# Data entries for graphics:
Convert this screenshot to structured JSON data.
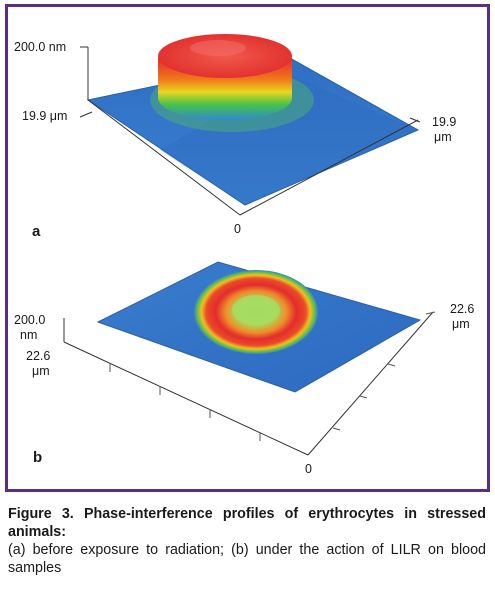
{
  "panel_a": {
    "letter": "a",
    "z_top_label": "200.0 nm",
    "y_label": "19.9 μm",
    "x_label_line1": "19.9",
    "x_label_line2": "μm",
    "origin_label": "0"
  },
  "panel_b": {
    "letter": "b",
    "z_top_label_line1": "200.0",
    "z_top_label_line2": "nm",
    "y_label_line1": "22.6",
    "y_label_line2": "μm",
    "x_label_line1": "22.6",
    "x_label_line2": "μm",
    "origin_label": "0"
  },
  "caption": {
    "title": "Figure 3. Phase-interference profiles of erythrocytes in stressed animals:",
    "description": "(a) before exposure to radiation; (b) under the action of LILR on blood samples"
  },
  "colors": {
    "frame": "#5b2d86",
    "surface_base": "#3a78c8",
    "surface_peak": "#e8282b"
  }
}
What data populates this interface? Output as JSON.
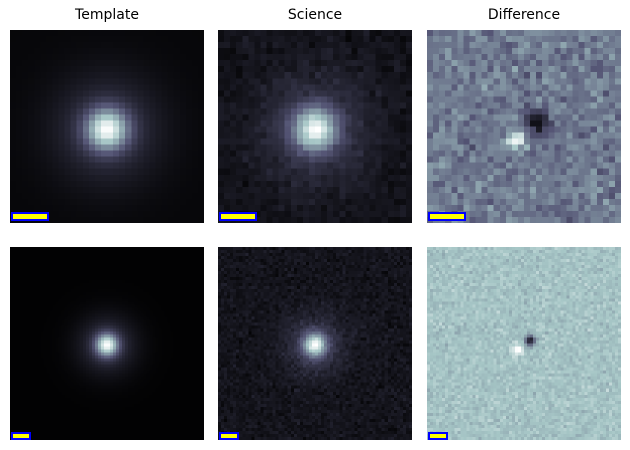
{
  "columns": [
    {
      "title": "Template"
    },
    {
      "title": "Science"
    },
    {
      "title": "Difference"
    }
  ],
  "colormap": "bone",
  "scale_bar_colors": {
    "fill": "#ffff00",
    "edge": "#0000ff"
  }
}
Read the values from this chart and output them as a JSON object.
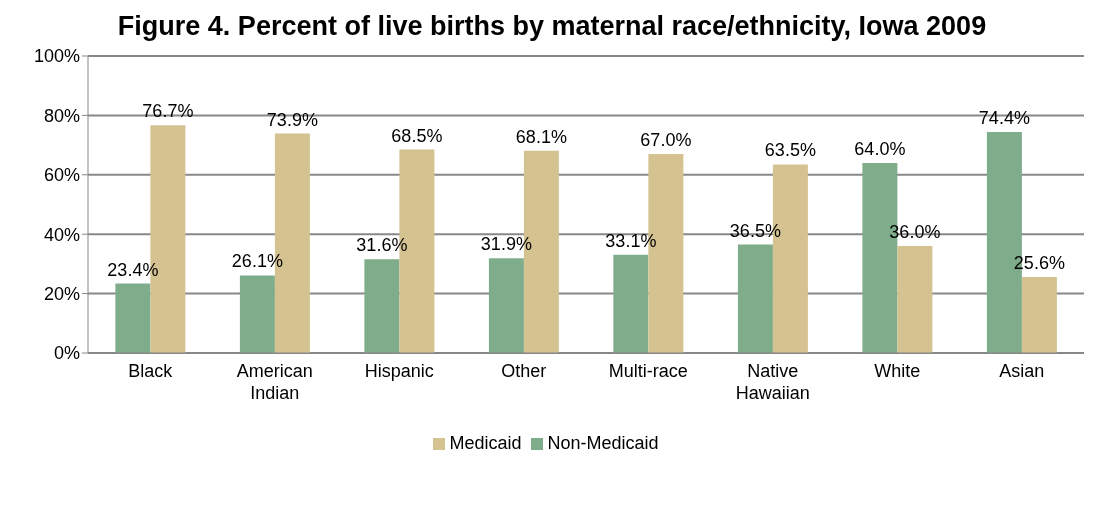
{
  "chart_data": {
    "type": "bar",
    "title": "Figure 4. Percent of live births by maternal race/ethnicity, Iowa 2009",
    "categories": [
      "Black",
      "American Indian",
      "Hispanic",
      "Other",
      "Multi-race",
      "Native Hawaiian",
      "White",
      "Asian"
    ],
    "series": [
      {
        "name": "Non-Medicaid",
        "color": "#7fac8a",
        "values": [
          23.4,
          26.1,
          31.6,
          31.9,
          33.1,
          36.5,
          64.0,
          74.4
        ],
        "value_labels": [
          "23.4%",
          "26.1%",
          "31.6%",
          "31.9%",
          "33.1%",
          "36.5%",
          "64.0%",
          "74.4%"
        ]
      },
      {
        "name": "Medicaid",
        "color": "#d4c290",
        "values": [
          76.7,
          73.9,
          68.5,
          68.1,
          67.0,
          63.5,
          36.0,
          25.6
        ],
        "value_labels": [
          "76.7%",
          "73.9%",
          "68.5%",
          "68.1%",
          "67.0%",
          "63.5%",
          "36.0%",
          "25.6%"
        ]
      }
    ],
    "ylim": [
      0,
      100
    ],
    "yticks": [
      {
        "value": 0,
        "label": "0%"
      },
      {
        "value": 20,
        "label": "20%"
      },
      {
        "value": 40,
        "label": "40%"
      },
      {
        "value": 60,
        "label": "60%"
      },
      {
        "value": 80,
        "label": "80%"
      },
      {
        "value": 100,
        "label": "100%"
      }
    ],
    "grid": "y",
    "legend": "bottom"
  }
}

# TASK PROMPT:
Without the pictures, copy the material exactly as given.

# ANSWER BELOW:
Convert this screenshot to structured JSON data.
{
  "panel_a": {
    "letter": "a",
    "z_top_label": "200.0 nm",
    "y_label": "19.9 μm",
    "x_label_line1": "19.9",
    "x_label_line2": "μm",
    "origin_label": "0"
  },
  "panel_b": {
    "letter": "b",
    "z_top_label_line1": "200.0",
    "z_top_label_line2": "nm",
    "y_label_line1": "22.6",
    "y_label_line2": "μm",
    "x_label_line1": "22.6",
    "x_label_line2": "μm",
    "origin_label": "0"
  },
  "caption": {
    "title": "Figure 3. Phase-interference profiles of erythrocytes in stressed animals:",
    "description": "(a) before exposure to radiation; (b) under the action of LILR on blood samples"
  },
  "colors": {
    "frame": "#5b2d86",
    "surface_base": "#3a78c8",
    "surface_peak": "#e8282b"
  }
}
What data populates this interface? Output as JSON.
{
  "columns": [
    {
      "title": "Template"
    },
    {
      "title": "Science"
    },
    {
      "title": "Difference"
    }
  ],
  "colormap": "bone",
  "scale_bar_colors": {
    "fill": "#ffff00",
    "edge": "#0000ff"
  }
}
Read the values from this chart and output them as a JSON object.
{
  "chart_data": {
    "type": "bar",
    "title": "Figure 4. Percent of live births by maternal race/ethnicity, Iowa 2009",
    "categories": [
      "Black",
      "American Indian",
      "Hispanic",
      "Other",
      "Multi-race",
      "Native Hawaiian",
      "White",
      "Asian"
    ],
    "series": [
      {
        "name": "Non-Medicaid",
        "color": "#7fac8a",
        "values": [
          23.4,
          26.1,
          31.6,
          31.9,
          33.1,
          36.5,
          64.0,
          74.4
        ],
        "value_labels": [
          "23.4%",
          "26.1%",
          "31.6%",
          "31.9%",
          "33.1%",
          "36.5%",
          "64.0%",
          "74.4%"
        ]
      },
      {
        "name": "Medicaid",
        "color": "#d4c290",
        "values": [
          76.7,
          73.9,
          68.5,
          68.1,
          67.0,
          63.5,
          36.0,
          25.6
        ],
        "value_labels": [
          "76.7%",
          "73.9%",
          "68.5%",
          "68.1%",
          "67.0%",
          "63.5%",
          "36.0%",
          "25.6%"
        ]
      }
    ],
    "ylim": [
      0,
      100
    ],
    "yticks": [
      {
        "value": 0,
        "label": "0%"
      },
      {
        "value": 20,
        "label": "20%"
      },
      {
        "value": 40,
        "label": "40%"
      },
      {
        "value": 60,
        "label": "60%"
      },
      {
        "value": 80,
        "label": "80%"
      },
      {
        "value": 100,
        "label": "100%"
      }
    ],
    "grid": "y",
    "legend": "bottom"
  }
}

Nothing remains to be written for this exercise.